_DESCRIPTION OF THE TASK:_
Show all lines holding "выше".

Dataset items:
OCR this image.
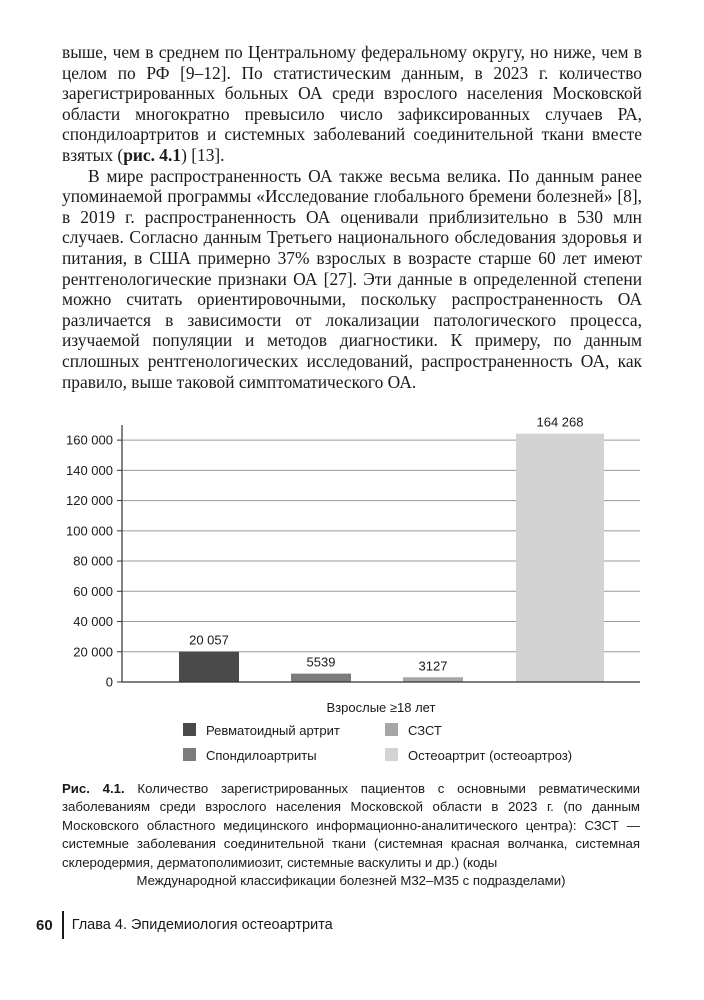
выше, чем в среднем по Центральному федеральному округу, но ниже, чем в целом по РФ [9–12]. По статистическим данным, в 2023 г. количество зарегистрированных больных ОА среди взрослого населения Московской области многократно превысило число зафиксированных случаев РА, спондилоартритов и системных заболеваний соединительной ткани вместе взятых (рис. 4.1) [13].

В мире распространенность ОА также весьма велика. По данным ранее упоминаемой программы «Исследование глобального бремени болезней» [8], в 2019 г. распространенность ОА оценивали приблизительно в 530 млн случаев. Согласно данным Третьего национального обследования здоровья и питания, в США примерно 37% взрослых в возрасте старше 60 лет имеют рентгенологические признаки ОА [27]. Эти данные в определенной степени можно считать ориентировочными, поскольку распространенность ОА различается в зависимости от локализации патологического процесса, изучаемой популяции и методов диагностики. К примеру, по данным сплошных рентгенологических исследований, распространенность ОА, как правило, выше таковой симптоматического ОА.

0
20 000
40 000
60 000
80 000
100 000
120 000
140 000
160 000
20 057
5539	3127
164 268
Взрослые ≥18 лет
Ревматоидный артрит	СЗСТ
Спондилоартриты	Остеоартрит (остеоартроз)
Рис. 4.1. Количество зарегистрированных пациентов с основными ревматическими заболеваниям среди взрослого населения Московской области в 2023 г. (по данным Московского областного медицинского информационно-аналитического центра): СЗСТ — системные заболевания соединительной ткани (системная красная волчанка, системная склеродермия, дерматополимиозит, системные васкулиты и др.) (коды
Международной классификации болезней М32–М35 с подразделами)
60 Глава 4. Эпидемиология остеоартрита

_EXERCISE RESULT:_
выше, чем в среднем по Центральному федеральному округу, но ниже, чем в целом по РФ [9–12]. По статистическим данным, в 2023 г. количество зарегистрированных больных ОА среди взрослого населения Московской области многократно превысило число зафиксированных случаев РА, спондилоартритов и системных заболеваний соединительной ткани вместе взятых (рис. 4.1) [13].
В мире распространенность ОА также весьма велика. По данным ранее упоминаемой программы «Исследование глобального бремени болезней» [8], в 2019 г. распространенность ОА оценивали приблизительно в 530 млн случаев. Согласно данным Третьего национального обследования здоровья и питания, в США примерно 37% взрослых в возрасте старше 60 лет имеют рентгенологические признаки ОА [27]. Эти данные в определенной степени можно считать ориентировочными, поскольку распространенность ОА различается в зависимости от локализации патологического процесса, изучаемой популяции и методов диагностики. К примеру, по данным сплошных рентгенологических исследований, распространенность ОА, как правило, выше таковой симптоматического ОА.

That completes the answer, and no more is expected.